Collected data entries

- - - - - - -

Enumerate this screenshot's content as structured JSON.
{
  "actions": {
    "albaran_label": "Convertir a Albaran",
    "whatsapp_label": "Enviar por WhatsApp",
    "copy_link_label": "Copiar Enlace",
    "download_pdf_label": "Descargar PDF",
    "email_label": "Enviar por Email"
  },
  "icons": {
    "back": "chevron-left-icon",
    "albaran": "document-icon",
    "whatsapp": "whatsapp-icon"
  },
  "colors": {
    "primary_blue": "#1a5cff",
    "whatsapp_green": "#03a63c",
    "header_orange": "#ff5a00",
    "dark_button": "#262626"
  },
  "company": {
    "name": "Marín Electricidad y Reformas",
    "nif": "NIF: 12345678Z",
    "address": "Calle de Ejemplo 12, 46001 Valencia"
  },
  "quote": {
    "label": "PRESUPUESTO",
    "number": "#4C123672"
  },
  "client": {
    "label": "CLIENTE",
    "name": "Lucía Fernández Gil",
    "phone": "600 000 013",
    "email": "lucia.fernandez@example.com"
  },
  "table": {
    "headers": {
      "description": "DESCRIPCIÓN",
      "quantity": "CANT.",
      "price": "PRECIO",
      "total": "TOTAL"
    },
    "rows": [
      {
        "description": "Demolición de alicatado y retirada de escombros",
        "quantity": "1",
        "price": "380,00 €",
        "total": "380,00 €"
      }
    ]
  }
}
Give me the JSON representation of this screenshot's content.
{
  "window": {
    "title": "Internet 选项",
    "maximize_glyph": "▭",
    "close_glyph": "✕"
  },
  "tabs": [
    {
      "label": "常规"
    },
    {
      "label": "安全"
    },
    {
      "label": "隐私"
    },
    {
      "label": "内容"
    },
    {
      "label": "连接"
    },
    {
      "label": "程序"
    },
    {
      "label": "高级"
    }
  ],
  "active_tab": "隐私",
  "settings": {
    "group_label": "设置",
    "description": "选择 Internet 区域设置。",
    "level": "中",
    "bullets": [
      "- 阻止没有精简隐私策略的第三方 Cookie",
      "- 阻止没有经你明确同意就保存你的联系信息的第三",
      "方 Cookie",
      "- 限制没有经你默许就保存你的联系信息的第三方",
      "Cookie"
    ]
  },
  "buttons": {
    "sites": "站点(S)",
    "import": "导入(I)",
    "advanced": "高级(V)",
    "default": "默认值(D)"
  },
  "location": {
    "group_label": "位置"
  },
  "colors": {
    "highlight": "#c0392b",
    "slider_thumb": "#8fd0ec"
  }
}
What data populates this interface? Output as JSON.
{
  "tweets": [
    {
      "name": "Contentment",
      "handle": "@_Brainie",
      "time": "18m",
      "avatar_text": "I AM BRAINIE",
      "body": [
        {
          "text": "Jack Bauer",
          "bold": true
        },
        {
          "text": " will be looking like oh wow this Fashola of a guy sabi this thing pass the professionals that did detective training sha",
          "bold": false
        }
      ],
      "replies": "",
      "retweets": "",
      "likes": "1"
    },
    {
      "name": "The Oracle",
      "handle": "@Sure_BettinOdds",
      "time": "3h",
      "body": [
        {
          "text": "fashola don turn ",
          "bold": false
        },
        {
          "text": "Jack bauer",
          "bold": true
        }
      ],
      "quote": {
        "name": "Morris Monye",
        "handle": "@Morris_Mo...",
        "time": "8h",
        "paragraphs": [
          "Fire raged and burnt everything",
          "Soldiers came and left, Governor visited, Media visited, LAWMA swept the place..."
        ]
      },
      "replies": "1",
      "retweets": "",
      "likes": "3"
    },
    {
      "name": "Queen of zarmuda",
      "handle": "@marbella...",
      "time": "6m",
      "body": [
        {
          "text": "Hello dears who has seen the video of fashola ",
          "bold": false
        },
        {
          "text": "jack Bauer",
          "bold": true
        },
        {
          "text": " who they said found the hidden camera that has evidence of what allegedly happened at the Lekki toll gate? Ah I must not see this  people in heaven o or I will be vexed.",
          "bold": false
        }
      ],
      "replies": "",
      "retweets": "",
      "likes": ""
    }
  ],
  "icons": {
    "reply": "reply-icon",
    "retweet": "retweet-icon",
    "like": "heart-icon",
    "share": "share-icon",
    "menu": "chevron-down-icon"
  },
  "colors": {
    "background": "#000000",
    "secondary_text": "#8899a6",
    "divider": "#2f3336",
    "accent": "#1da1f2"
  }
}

- - - - - - -

Find how many lines include the string "Cookie" and report that number alone.

* The answer
3